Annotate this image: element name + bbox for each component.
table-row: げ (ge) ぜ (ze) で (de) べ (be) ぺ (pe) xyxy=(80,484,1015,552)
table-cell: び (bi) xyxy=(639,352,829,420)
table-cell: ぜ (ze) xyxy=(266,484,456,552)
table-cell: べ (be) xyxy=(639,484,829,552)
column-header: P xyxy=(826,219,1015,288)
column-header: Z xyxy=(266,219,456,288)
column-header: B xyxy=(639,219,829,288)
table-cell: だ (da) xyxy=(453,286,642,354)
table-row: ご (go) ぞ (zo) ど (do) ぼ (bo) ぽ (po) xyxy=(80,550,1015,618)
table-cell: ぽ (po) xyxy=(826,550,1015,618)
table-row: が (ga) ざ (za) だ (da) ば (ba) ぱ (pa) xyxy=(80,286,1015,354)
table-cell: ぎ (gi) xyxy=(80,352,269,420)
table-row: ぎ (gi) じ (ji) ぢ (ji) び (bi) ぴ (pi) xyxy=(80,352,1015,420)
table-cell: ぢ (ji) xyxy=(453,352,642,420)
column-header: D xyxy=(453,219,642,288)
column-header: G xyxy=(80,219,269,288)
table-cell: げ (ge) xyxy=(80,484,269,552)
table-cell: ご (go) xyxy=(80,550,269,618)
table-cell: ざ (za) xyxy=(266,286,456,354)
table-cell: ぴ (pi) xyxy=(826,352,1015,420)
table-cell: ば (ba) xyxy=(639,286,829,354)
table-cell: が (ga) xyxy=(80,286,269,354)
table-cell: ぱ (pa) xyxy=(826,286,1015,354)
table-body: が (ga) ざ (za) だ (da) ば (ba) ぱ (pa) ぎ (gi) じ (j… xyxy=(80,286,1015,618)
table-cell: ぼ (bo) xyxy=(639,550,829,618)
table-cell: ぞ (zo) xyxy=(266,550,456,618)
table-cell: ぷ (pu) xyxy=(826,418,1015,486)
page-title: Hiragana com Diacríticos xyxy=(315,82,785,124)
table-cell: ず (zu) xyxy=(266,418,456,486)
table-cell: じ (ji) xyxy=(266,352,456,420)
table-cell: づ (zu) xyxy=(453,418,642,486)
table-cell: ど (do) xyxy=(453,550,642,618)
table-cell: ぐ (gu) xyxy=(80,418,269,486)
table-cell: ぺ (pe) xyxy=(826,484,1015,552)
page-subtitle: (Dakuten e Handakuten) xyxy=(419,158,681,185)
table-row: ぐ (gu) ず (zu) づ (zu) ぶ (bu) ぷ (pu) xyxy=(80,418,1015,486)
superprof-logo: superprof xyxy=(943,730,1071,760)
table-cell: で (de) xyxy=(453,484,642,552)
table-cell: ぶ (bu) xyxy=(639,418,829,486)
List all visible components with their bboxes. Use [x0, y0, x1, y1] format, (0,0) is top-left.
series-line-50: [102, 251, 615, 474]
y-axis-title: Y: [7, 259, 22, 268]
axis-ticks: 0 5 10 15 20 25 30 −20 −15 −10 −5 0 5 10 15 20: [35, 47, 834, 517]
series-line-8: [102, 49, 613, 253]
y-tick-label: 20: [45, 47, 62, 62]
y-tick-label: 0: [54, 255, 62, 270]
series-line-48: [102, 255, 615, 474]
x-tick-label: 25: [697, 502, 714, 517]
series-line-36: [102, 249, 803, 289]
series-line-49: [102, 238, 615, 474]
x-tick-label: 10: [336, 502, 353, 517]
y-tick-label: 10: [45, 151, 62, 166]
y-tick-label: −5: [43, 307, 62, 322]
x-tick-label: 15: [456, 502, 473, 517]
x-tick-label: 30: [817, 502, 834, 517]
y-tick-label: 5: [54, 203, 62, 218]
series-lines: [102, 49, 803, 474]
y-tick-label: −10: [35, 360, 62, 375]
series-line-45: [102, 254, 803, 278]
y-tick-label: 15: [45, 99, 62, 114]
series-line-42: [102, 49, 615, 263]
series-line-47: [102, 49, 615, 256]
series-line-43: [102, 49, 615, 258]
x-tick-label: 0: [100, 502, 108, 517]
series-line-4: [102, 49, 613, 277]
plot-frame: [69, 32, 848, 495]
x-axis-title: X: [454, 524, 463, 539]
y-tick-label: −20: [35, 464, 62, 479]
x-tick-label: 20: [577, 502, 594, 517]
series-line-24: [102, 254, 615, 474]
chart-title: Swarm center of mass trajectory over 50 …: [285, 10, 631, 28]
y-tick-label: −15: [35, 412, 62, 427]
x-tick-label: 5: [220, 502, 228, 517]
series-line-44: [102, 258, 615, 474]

==

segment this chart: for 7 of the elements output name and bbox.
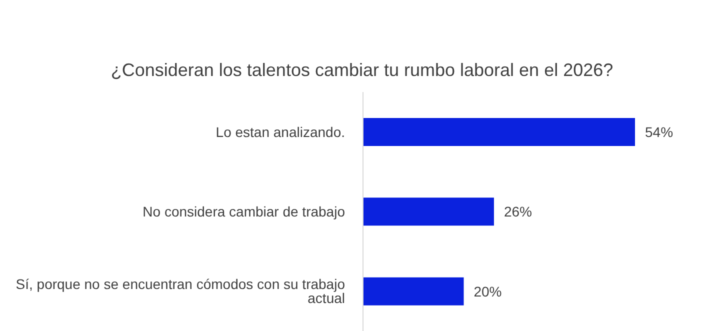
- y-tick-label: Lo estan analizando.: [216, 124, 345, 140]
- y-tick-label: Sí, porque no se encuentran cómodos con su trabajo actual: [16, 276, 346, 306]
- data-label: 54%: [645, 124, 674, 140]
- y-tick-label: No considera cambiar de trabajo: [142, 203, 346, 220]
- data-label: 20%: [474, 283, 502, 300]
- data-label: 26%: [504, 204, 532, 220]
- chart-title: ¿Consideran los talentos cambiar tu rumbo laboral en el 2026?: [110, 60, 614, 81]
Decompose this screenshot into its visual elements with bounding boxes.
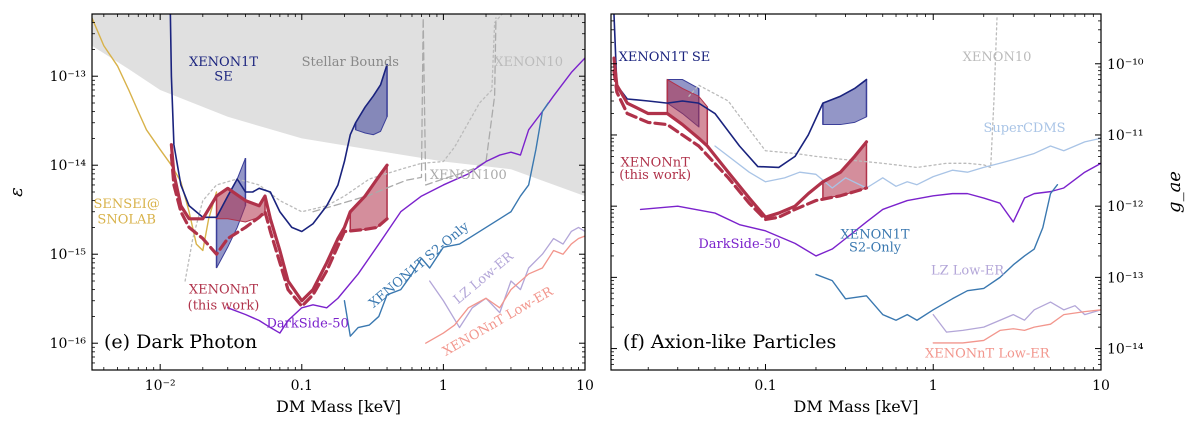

Goal: Retype, without any change, the lines that begin with the one containing "Annotate this image: element" and end with the one containing "table-row: が (ga)", including both of those lines.

Written answer:
Annotate this image: element name + bbox for each component.
table-row: げ (ge) ぜ (ze) で (de) べ (be) ぺ (pe) xyxy=(80,484,1015,552)
table-cell: び (bi) xyxy=(639,352,829,420)
table-cell: ぜ (ze) xyxy=(266,484,456,552)
table-cell: べ (be) xyxy=(639,484,829,552)
column-header: P xyxy=(826,219,1015,288)
column-header: Z xyxy=(266,219,456,288)
column-header: B xyxy=(639,219,829,288)
table-cell: だ (da) xyxy=(453,286,642,354)
table-row: ご (go) ぞ (zo) ど (do) ぼ (bo) ぽ (po) xyxy=(80,550,1015,618)
table-cell: ぽ (po) xyxy=(826,550,1015,618)
table-row: が (ga) ざ (za) だ (da) ば (ba) ぱ (pa) xyxy=(80,286,1015,354)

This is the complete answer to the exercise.